--- Records supplied ---
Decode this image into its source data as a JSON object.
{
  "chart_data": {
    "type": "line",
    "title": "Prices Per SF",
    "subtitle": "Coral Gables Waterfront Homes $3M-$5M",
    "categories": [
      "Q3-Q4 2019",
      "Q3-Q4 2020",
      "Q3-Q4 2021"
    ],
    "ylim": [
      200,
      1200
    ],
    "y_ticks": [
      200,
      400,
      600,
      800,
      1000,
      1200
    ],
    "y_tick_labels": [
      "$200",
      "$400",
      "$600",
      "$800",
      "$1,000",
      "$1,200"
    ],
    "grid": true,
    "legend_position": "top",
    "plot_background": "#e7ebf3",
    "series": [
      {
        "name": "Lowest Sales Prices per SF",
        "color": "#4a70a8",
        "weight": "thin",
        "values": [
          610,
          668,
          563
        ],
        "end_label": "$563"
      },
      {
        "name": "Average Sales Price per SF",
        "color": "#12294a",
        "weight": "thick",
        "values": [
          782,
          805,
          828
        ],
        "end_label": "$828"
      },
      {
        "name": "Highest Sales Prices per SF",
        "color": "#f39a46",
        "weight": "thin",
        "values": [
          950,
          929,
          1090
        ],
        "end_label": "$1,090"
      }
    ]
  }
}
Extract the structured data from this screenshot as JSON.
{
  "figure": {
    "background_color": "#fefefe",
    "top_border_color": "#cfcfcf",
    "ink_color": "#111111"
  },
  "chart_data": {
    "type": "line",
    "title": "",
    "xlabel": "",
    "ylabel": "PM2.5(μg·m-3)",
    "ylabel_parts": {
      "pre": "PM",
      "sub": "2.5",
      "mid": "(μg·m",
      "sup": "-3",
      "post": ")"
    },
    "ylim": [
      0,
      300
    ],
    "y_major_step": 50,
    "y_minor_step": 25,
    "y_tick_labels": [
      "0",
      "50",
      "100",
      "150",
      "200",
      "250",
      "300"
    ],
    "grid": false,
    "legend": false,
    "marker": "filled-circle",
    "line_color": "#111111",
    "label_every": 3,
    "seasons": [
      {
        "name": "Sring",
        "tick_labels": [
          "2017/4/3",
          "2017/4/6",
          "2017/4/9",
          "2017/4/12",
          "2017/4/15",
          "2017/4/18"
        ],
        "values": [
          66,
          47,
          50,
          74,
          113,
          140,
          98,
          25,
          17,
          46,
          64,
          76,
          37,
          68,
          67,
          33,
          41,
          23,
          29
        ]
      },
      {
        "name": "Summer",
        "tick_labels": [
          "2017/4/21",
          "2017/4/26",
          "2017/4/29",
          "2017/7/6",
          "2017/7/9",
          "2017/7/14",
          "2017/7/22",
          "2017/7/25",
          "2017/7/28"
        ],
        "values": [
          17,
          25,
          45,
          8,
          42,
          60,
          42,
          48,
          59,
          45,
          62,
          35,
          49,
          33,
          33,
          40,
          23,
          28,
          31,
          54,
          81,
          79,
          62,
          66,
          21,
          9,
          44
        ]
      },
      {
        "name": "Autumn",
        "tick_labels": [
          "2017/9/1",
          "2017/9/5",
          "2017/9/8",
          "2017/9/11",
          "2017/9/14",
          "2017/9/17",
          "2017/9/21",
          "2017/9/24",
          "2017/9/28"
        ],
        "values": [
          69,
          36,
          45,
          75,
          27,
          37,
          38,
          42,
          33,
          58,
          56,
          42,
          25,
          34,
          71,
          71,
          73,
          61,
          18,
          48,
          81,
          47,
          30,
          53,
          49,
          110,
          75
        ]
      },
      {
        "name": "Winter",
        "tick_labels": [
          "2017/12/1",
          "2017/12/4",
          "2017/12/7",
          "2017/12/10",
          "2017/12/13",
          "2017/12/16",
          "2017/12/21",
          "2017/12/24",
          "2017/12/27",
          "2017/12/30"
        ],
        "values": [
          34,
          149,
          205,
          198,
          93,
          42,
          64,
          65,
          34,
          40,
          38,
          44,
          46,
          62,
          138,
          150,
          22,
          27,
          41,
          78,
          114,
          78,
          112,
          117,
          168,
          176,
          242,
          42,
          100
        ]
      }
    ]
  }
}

--- What you are asked to do ---
Output the records exactly, including every line.

--- Answer for the task ---
Decode this image into its source data as a JSON object.
{
  "chart_data": {
    "type": "line",
    "title": "Prices Per SF",
    "subtitle": "Coral Gables Waterfront Homes $3M-$5M",
    "categories": [
      "Q3-Q4 2019",
      "Q3-Q4 2020",
      "Q3-Q4 2021"
    ],
    "ylim": [
      200,
      1200
    ],
    "y_ticks": [
      200,
      400,
      600,
      800,
      1000,
      1200
    ],
    "y_tick_labels": [
      "$200",
      "$400",
      "$600",
      "$800",
      "$1,000",
      "$1,200"
    ],
    "grid": true,
    "legend_position": "top",
    "plot_background": "#e7ebf3",
    "series": [
      {
        "name": "Lowest Sales Prices per SF",
        "color": "#4a70a8",
        "weight": "thin",
        "values": [
          610,
          668,
          563
        ],
        "end_label": "$563"
      },
      {
        "name": "Average Sales Price per SF",
        "color": "#12294a",
        "weight": "thick",
        "values": [
          782,
          805,
          828
        ],
        "end_label": "$828"
      },
      {
        "name": "Highest Sales Prices per SF",
        "color": "#f39a46",
        "weight": "thin",
        "values": [
          950,
          929,
          1090
        ],
        "end_label": "$1,090"
      }
    ]
  }
}
Extract the structured data from this screenshot as JSON.
{
  "figure": {
    "background_color": "#fefefe",
    "top_border_color": "#cfcfcf",
    "ink_color": "#111111"
  },
  "chart_data": {
    "type": "line",
    "title": "",
    "xlabel": "",
    "ylabel": "PM2.5(μg·m-3)",
    "ylabel_parts": {
      "pre": "PM",
      "sub": "2.5",
      "mid": "(μg·m",
      "sup": "-3",
      "post": ")"
    },
    "ylim": [
      0,
      300
    ],
    "y_major_step": 50,
    "y_minor_step": 25,
    "y_tick_labels": [
      "0",
      "50",
      "100",
      "150",
      "200",
      "250",
      "300"
    ],
    "grid": false,
    "legend": false,
    "marker": "filled-circle",
    "line_color": "#111111",
    "label_every": 3,
    "seasons": [
      {
        "name": "Sring",
        "tick_labels": [
          "2017/4/3",
          "2017/4/6",
          "2017/4/9",
          "2017/4/12",
          "2017/4/15",
          "2017/4/18"
        ],
        "values": [
          66,
          47,
          50,
          74,
          113,
          140,
          98,
          25,
          17,
          46,
          64,
          76,
          37,
          68,
          67,
          33,
          41,
          23,
          29
        ]
      },
      {
        "name": "Summer",
        "tick_labels": [
          "2017/4/21",
          "2017/4/26",
          "2017/4/29",
          "2017/7/6",
          "2017/7/9",
          "2017/7/14",
          "2017/7/22",
          "2017/7/25",
          "2017/7/28"
        ],
        "values": [
          17,
          25,
          45,
          8,
          42,
          60,
          42,
          48,
          59,
          45,
          62,
          35,
          49,
          33,
          33,
          40,
          23,
          28,
          31,
          54,
          81,
          79,
          62,
          66,
          21,
          9,
          44
        ]
      },
      {
        "name": "Autumn",
        "tick_labels": [
          "2017/9/1",
          "2017/9/5",
          "2017/9/8",
          "2017/9/11",
          "2017/9/14",
          "2017/9/17",
          "2017/9/21",
          "2017/9/24",
          "2017/9/28"
        ],
        "values": [
          69,
          36,
          45,
          75,
          27,
          37,
          38,
          42,
          33,
          58,
          56,
          42,
          25,
          34,
          71,
          71,
          73,
          61,
          18,
          48,
          81,
          47,
          30,
          53,
          49,
          110,
          75
        ]
      },
      {
        "name": "Winter",
        "tick_labels": [
          "2017/12/1",
          "2017/12/4",
          "2017/12/7",
          "2017/12/10",
          "2017/12/13",
          "2017/12/16",
          "2017/12/21",
          "2017/12/24",
          "2017/12/27",
          "2017/12/30"
        ],
        "values": [
          34,
          149,
          205,
          198,
          93,
          42,
          64,
          65,
          34,
          40,
          38,
          44,
          46,
          62,
          138,
          150,
          22,
          27,
          41,
          78,
          114,
          78,
          112,
          117,
          168,
          176,
          242,
          42,
          100
        ]
      }
    ]
  }
}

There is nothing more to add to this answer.